**WHAT IS REQUIRED:**
Rewrite the entries below with "positions" changed to "locations" and everything else left as it is.

**SUPPLIED RECORDS:**
◇ ◇ ◇ ◇ ◇ ◇ ◇

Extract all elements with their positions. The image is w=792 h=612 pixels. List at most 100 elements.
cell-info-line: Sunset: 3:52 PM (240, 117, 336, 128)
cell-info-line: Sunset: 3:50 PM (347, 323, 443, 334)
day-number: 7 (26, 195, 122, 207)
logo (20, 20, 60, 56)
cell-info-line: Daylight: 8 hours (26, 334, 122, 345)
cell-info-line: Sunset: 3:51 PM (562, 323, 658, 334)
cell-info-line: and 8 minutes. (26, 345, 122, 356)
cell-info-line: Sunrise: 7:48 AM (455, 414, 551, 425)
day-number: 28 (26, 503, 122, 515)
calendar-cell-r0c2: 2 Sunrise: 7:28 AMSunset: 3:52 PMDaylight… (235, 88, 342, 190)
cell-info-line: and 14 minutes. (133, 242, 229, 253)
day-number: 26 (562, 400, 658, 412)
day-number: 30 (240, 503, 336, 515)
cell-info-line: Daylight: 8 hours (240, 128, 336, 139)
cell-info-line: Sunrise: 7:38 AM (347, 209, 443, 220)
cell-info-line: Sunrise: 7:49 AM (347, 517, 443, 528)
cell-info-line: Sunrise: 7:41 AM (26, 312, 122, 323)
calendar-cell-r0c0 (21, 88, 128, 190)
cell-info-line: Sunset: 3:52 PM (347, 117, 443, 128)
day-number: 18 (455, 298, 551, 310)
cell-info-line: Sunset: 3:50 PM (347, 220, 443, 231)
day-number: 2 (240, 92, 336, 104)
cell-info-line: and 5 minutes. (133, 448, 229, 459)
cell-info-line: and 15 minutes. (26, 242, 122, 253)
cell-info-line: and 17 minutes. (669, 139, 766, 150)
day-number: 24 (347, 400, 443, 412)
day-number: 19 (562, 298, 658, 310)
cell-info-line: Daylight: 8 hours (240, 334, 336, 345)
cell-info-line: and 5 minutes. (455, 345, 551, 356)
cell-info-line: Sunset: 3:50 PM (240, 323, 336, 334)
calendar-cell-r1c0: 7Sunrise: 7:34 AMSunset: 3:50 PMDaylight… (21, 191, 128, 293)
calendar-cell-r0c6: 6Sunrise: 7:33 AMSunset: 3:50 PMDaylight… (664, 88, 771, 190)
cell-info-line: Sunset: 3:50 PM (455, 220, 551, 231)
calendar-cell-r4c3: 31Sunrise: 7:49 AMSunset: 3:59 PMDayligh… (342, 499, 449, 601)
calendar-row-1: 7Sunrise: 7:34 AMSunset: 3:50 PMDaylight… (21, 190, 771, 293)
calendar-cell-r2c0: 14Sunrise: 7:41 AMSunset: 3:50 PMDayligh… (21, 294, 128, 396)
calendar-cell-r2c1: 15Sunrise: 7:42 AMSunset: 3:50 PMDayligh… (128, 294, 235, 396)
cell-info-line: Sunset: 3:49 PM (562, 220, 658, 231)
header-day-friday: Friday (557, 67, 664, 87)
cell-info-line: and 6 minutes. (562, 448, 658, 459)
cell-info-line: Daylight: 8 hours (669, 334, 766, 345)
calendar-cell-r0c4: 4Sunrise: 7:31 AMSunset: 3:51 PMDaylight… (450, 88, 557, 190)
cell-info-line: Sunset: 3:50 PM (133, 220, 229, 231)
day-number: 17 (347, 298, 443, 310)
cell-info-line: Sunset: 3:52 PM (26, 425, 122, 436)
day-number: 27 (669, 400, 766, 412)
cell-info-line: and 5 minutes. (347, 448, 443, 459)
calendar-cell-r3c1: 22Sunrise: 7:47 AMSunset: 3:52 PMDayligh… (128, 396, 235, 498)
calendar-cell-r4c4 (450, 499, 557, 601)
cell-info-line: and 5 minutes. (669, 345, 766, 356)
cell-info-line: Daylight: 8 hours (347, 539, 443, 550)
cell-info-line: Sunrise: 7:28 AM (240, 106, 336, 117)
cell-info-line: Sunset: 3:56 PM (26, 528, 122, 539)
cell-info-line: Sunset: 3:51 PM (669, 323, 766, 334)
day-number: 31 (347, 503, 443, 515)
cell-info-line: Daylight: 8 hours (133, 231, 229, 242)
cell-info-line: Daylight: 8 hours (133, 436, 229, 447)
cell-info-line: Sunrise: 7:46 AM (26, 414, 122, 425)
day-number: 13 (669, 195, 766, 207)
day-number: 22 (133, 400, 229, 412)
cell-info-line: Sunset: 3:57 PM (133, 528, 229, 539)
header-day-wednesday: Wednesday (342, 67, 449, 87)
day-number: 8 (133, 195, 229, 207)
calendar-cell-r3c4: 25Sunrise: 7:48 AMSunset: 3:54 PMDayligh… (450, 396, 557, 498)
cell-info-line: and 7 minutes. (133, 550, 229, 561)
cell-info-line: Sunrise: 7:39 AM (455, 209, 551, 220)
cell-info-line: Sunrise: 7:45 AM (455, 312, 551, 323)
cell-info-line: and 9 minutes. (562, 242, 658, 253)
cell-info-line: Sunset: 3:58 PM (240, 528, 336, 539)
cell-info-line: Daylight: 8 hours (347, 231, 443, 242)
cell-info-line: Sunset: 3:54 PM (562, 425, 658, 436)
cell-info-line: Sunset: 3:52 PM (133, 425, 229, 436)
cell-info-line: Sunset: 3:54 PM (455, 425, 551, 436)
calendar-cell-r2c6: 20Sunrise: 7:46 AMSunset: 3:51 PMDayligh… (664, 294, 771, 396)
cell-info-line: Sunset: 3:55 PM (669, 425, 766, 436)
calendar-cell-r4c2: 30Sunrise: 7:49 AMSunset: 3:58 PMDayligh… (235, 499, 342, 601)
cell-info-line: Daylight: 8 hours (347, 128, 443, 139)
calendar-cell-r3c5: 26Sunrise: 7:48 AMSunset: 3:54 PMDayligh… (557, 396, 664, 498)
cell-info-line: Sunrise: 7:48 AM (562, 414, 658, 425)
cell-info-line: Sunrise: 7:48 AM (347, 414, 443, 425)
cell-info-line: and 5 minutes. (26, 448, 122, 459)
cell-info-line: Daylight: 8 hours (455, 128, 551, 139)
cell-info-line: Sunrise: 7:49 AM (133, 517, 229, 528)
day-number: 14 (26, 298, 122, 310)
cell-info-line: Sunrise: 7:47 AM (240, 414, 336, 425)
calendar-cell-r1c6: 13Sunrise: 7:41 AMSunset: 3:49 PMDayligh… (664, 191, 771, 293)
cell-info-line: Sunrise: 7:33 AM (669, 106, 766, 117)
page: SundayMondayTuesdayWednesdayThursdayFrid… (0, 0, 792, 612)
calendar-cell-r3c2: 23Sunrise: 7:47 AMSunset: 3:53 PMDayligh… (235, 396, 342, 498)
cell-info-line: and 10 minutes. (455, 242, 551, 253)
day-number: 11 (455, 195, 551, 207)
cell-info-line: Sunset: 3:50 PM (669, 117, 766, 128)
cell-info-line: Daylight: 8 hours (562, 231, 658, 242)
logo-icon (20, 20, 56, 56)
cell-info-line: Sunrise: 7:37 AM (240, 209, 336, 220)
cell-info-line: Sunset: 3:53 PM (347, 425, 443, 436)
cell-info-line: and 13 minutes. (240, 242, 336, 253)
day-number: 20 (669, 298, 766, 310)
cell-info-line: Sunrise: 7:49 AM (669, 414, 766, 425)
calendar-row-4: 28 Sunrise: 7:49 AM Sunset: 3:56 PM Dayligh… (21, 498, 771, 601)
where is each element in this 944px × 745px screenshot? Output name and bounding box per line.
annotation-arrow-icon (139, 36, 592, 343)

◇ ◇ ◇ ◇ ◇ ◇ ◇

**RESULT BELOW:**
Extract all elements with their locations. The image is w=792 h=612 pixels. List at most 100 elements.
cell-info-line: Sunset: 3:52 PM (240, 117, 336, 128)
cell-info-line: Sunset: 3:50 PM (347, 323, 443, 334)
day-number: 7 (26, 195, 122, 207)
logo (20, 20, 60, 56)
cell-info-line: Daylight: 8 hours (26, 334, 122, 345)
cell-info-line: Sunset: 3:51 PM (562, 323, 658, 334)
cell-info-line: and 8 minutes. (26, 345, 122, 356)
cell-info-line: Sunrise: 7:48 AM (455, 414, 551, 425)
day-number: 28 (26, 503, 122, 515)
calendar-cell-r0c2: 2 Sunrise: 7:28 AMSunset: 3:52 PMDaylight… (235, 88, 342, 190)
cell-info-line: and 14 minutes. (133, 242, 229, 253)
day-number: 26 (562, 400, 658, 412)
day-number: 30 (240, 503, 336, 515)
cell-info-line: Daylight: 8 hours (240, 128, 336, 139)
cell-info-line: Sunrise: 7:38 AM (347, 209, 443, 220)
cell-info-line: Sunrise: 7:49 AM (347, 517, 443, 528)
cell-info-line: Sunrise: 7:41 AM (26, 312, 122, 323)
calendar-cell-r0c0 (21, 88, 128, 190)
cell-info-line: Sunset: 3:52 PM (347, 117, 443, 128)
day-number: 18 (455, 298, 551, 310)
cell-info-line: Sunset: 3:50 PM (347, 220, 443, 231)
day-number: 2 (240, 92, 336, 104)
cell-info-line: and 5 minutes. (133, 448, 229, 459)
cell-info-line: and 15 minutes. (26, 242, 122, 253)
cell-info-line: and 17 minutes. (669, 139, 766, 150)
day-number: 24 (347, 400, 443, 412)
day-number: 19 (562, 298, 658, 310)
cell-info-line: Daylight: 8 hours (240, 334, 336, 345)
cell-info-line: and 5 minutes. (455, 345, 551, 356)
cell-info-line: Sunset: 3:50 PM (240, 323, 336, 334)
calendar-cell-r1c0: 7Sunrise: 7:34 AMSunset: 3:50 PMDaylight… (21, 191, 128, 293)
calendar-cell-r0c6: 6Sunrise: 7:33 AMSunset: 3:50 PMDaylight… (664, 88, 771, 190)
cell-info-line: Sunset: 3:50 PM (455, 220, 551, 231)
calendar-cell-r4c3: 31Sunrise: 7:49 AMSunset: 3:59 PMDayligh… (342, 499, 449, 601)
calendar-row-1: 7Sunrise: 7:34 AMSunset: 3:50 PMDaylight… (21, 190, 771, 293)
calendar-cell-r2c0: 14Sunrise: 7:41 AMSunset: 3:50 PMDayligh… (21, 294, 128, 396)
calendar-cell-r2c1: 15Sunrise: 7:42 AMSunset: 3:50 PMDayligh… (128, 294, 235, 396)
cell-info-line: Sunset: 3:49 PM (562, 220, 658, 231)
header-day-friday: Friday (557, 67, 664, 87)
cell-info-line: and 6 minutes. (562, 448, 658, 459)
cell-info-line: Daylight: 8 hours (669, 334, 766, 345)
calendar-cell-r0c4: 4Sunrise: 7:31 AMSunset: 3:51 PMDaylight… (450, 88, 557, 190)
cell-info-line: Sunset: 3:50 PM (133, 220, 229, 231)
day-number: 17 (347, 298, 443, 310)
cell-info-line: Sunset: 3:52 PM (26, 425, 122, 436)
day-number: 27 (669, 400, 766, 412)
cell-info-line: and 5 minutes. (347, 448, 443, 459)
calendar-cell-r3c1: 22Sunrise: 7:47 AMSunset: 3:52 PMDayligh… (128, 396, 235, 498)
calendar-cell-r4c4 (450, 499, 557, 601)
cell-info-line: and 5 minutes. (669, 345, 766, 356)
cell-info-line: Daylight: 8 hours (347, 539, 443, 550)
cell-info-line: Sunrise: 7:28 AM (240, 106, 336, 117)
cell-info-line: Sunset: 3:56 PM (26, 528, 122, 539)
cell-info-line: Sunset: 3:51 PM (669, 323, 766, 334)
day-number: 31 (347, 503, 443, 515)
cell-info-line: Daylight: 8 hours (133, 231, 229, 242)
cell-info-line: Daylight: 8 hours (133, 436, 229, 447)
cell-info-line: Sunrise: 7:46 AM (26, 414, 122, 425)
day-number: 13 (669, 195, 766, 207)
day-number: 22 (133, 400, 229, 412)
cell-info-line: Sunset: 3:57 PM (133, 528, 229, 539)
header-day-wednesday: Wednesday (342, 67, 449, 87)
day-number: 8 (133, 195, 229, 207)
calendar-cell-r3c4: 25Sunrise: 7:48 AMSunset: 3:54 PMDayligh… (450, 396, 557, 498)
cell-info-line: and 7 minutes. (133, 550, 229, 561)
cell-info-line: Sunrise: 7:39 AM (455, 209, 551, 220)
cell-info-line: Sunrise: 7:45 AM (455, 312, 551, 323)
cell-info-line: and 9 minutes. (562, 242, 658, 253)
cell-info-line: Sunset: 3:58 PM (240, 528, 336, 539)
cell-info-line: Daylight: 8 hours (347, 231, 443, 242)
cell-info-line: Sunset: 3:54 PM (562, 425, 658, 436)
cell-info-line: Sunset: 3:52 PM (133, 425, 229, 436)
cell-info-line: Sunset: 3:54 PM (455, 425, 551, 436)
calendar-cell-r2c6: 20Sunrise: 7:46 AMSunset: 3:51 PMDayligh… (664, 294, 771, 396)
cell-info-line: Sunset: 3:55 PM (669, 425, 766, 436)
calendar-cell-r4c2: 30Sunrise: 7:49 AMSunset: 3:58 PMDayligh… (235, 499, 342, 601)
cell-info-line: Daylight: 8 hours (347, 128, 443, 139)
calendar-cell-r3c5: 26Sunrise: 7:48 AMSunset: 3:54 PMDayligh… (557, 396, 664, 498)
cell-info-line: Sunrise: 7:48 AM (562, 414, 658, 425)
cell-info-line: Sunrise: 7:48 AM (347, 414, 443, 425)
cell-info-line: and 5 minutes. (26, 448, 122, 459)
cell-info-line: Daylight: 8 hours (455, 128, 551, 139)
cell-info-line: Sunrise: 7:49 AM (133, 517, 229, 528)
day-number: 14 (26, 298, 122, 310)
cell-info-line: Sunrise: 7:47 AM (240, 414, 336, 425)
calendar-cell-r1c6: 13Sunrise: 7:41 AMSunset: 3:49 PMDayligh… (664, 191, 771, 293)
cell-info-line: Sunrise: 7:33 AM (669, 106, 766, 117)
page: SundayMondayTuesdayWednesdayThursdayFrid… (0, 0, 792, 612)
calendar-cell-r3c2: 23Sunrise: 7:47 AMSunset: 3:53 PMDayligh… (235, 396, 342, 498)
cell-info-line: and 10 minutes. (455, 242, 551, 253)
day-number: 11 (455, 195, 551, 207)
cell-info-line: Sunset: 3:50 PM (669, 117, 766, 128)
cell-info-line: Daylight: 8 hours (562, 231, 658, 242)
logo-icon (20, 20, 56, 56)
cell-info-line: Sunrise: 7:37 AM (240, 209, 336, 220)
cell-info-line: Sunset: 3:53 PM (347, 425, 443, 436)
cell-info-line: and 13 minutes. (240, 242, 336, 253)
day-number: 20 (669, 298, 766, 310)
cell-info-line: Sunrise: 7:49 AM (669, 414, 766, 425)
calendar-row-4: 28 Sunrise: 7:49 AM Sunset: 3:56 PM Dayligh… (21, 498, 771, 601)
where is each element in this 944px × 745px screenshot? Output name and bounding box per line.
annotation-arrow-icon (139, 36, 592, 343)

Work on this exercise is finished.